### [Written exercise]
Copy every line of the records below where the word "classroom" occurs.

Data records
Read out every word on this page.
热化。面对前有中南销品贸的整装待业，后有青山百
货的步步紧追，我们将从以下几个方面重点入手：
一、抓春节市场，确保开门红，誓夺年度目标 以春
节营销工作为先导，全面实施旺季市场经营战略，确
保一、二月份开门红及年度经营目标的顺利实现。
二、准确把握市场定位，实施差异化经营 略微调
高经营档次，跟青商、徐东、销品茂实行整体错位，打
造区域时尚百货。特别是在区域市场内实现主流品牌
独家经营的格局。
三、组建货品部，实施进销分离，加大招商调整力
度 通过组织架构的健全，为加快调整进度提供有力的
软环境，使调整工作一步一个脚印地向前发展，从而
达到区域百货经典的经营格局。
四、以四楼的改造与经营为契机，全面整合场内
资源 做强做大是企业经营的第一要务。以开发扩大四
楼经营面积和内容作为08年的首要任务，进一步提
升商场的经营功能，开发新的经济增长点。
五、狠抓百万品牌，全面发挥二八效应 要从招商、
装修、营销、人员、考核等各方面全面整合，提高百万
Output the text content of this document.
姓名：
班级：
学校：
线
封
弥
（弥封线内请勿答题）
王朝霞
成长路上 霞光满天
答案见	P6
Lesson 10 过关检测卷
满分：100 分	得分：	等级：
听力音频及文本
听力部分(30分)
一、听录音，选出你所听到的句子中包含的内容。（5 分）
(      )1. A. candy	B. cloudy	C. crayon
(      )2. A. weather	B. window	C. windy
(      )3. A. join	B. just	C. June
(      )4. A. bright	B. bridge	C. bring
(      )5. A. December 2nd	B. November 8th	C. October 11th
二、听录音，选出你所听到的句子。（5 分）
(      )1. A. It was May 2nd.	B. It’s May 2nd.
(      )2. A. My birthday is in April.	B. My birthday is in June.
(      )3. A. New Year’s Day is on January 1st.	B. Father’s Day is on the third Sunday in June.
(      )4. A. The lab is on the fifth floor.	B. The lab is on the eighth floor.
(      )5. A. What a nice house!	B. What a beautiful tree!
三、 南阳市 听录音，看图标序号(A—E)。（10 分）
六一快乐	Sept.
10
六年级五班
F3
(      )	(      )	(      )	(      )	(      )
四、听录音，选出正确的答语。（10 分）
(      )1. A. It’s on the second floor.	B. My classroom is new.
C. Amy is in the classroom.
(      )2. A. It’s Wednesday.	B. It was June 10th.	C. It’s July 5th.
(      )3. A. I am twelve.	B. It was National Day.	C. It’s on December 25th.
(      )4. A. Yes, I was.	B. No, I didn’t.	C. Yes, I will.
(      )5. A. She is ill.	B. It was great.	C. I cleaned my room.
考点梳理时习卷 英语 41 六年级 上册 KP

### [Answer to this task]
(      )1. A. It’s on the second floor.	B. My classroom is new.
C. Amy is in the classroom.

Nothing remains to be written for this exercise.